### Given data
================

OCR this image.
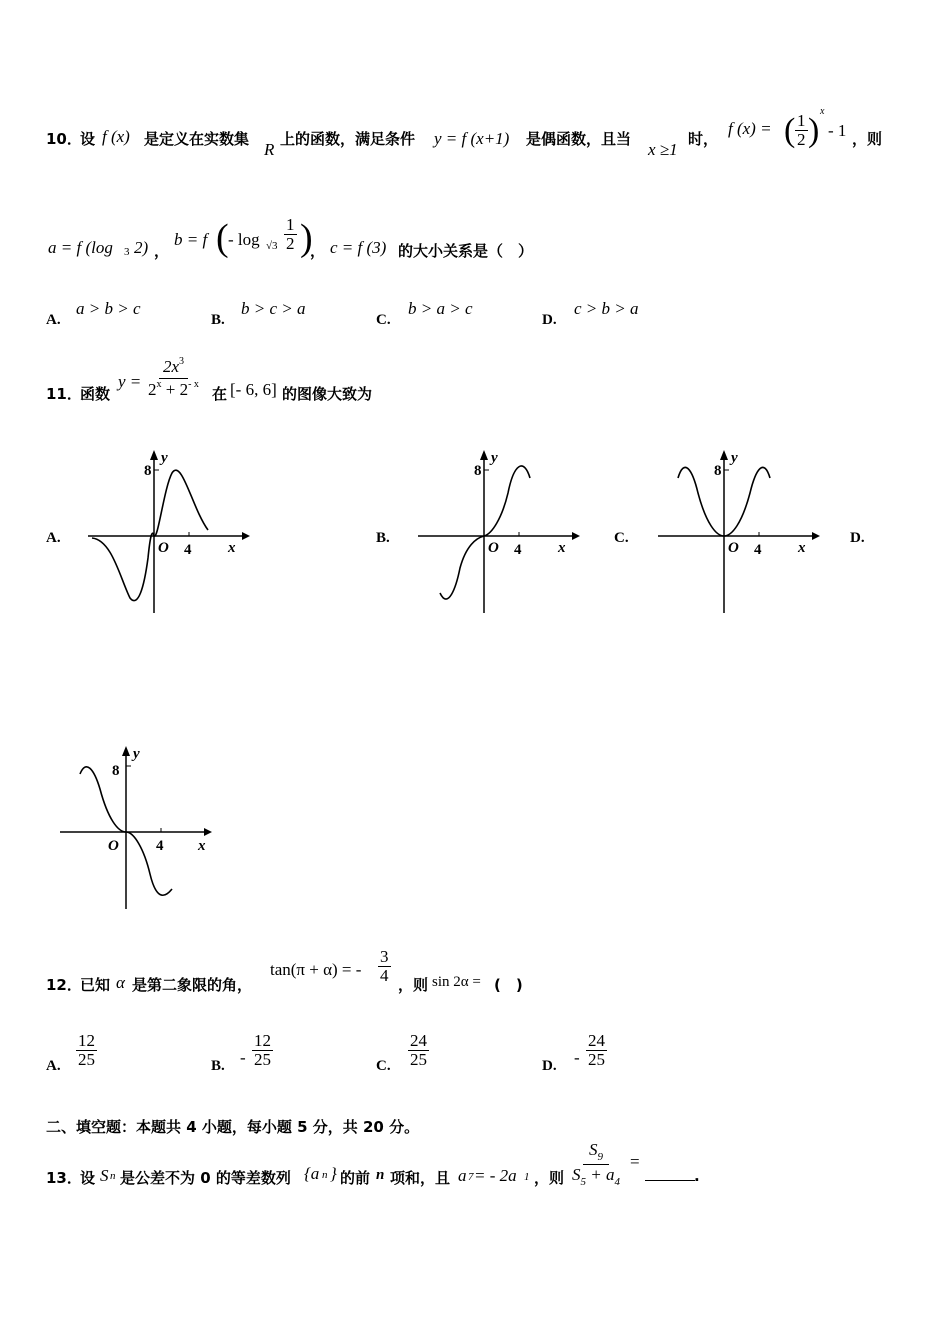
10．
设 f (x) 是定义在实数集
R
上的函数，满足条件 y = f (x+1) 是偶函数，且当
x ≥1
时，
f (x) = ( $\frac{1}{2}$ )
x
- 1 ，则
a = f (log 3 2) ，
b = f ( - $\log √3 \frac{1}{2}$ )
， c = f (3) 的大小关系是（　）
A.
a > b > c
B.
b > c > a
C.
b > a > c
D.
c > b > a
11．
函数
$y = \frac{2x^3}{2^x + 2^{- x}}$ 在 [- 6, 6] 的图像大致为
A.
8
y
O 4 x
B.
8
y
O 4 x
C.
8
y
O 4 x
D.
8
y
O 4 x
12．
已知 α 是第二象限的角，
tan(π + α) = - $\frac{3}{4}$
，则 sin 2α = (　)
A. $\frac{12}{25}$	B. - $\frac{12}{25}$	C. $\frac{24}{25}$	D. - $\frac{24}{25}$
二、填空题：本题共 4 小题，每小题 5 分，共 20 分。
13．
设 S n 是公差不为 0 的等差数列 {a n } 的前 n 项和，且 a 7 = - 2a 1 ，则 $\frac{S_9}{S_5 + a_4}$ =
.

================

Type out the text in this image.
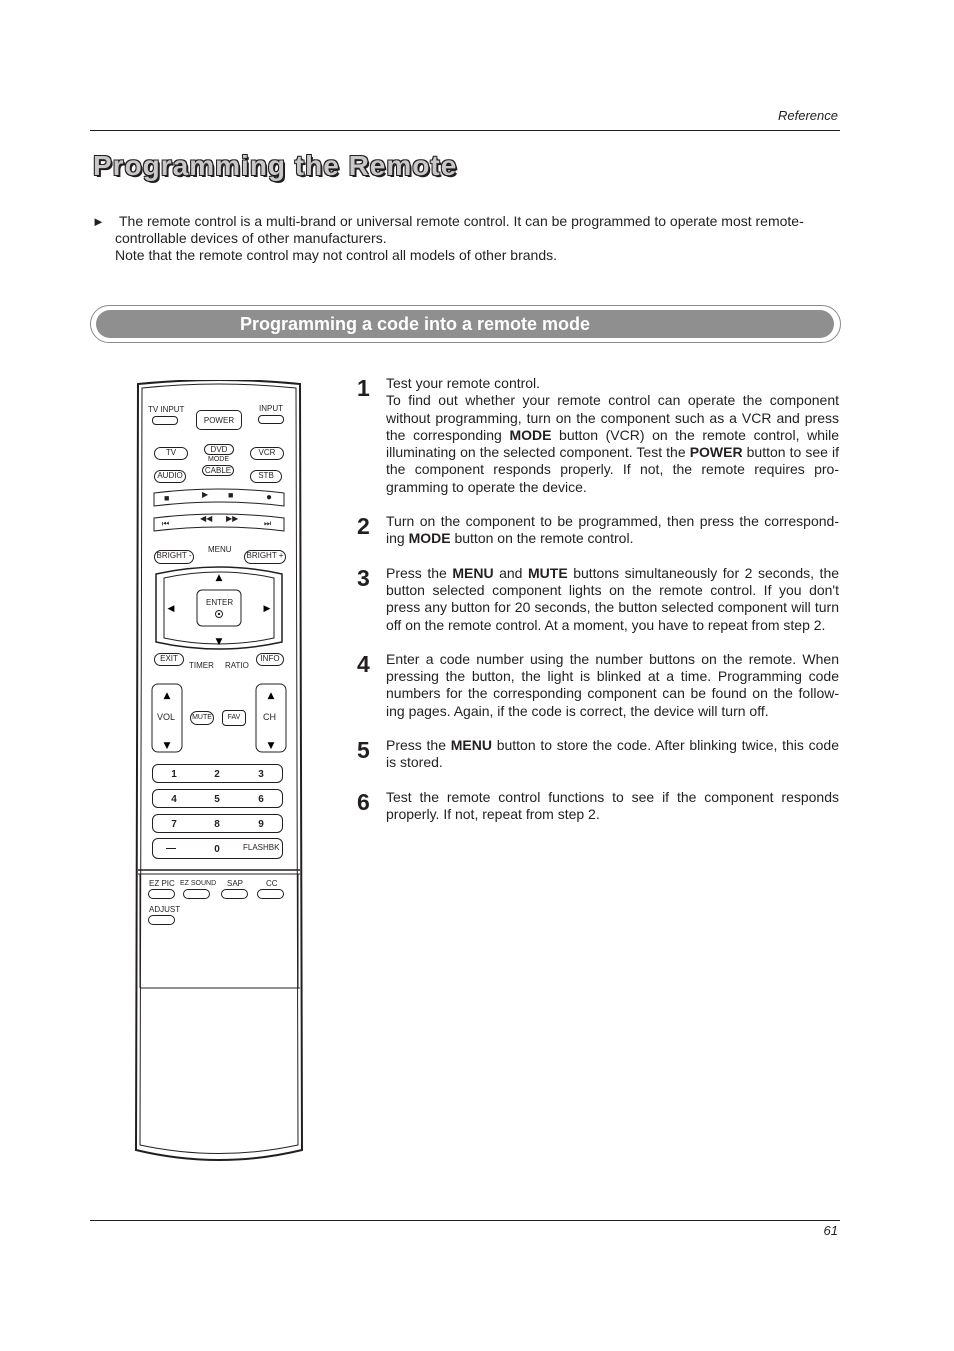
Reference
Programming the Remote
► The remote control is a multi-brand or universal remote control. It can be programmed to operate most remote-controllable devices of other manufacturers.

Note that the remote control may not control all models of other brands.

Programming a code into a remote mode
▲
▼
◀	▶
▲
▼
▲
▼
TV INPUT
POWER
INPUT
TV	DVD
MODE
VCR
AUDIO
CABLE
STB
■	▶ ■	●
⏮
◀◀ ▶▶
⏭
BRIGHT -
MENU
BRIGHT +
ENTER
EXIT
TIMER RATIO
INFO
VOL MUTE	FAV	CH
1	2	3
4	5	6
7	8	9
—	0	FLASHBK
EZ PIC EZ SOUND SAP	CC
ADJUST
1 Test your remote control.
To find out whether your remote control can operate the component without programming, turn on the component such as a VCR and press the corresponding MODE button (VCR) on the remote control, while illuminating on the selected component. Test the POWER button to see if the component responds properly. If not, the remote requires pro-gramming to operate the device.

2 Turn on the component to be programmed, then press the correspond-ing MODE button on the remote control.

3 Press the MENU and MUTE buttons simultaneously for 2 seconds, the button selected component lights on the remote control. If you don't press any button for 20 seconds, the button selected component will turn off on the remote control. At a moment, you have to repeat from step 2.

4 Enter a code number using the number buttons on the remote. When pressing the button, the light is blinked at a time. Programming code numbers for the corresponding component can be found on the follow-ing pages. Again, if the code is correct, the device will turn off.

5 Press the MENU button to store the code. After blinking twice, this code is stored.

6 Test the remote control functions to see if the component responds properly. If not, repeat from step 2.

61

================

### Prompt
Take every line that includes the string "repeat" and copy it.

### Solution for this task
3 Press the MENU and MUTE buttons simultaneously for 2 seconds, the button selected component lights on the remote control. If you don't press any button for 20 seconds, the button selected component will turn off on the remote control. At a moment, you have to repeat from step 2.
6 Test the remote control functions to see if the component responds properly. If not, repeat from step 2.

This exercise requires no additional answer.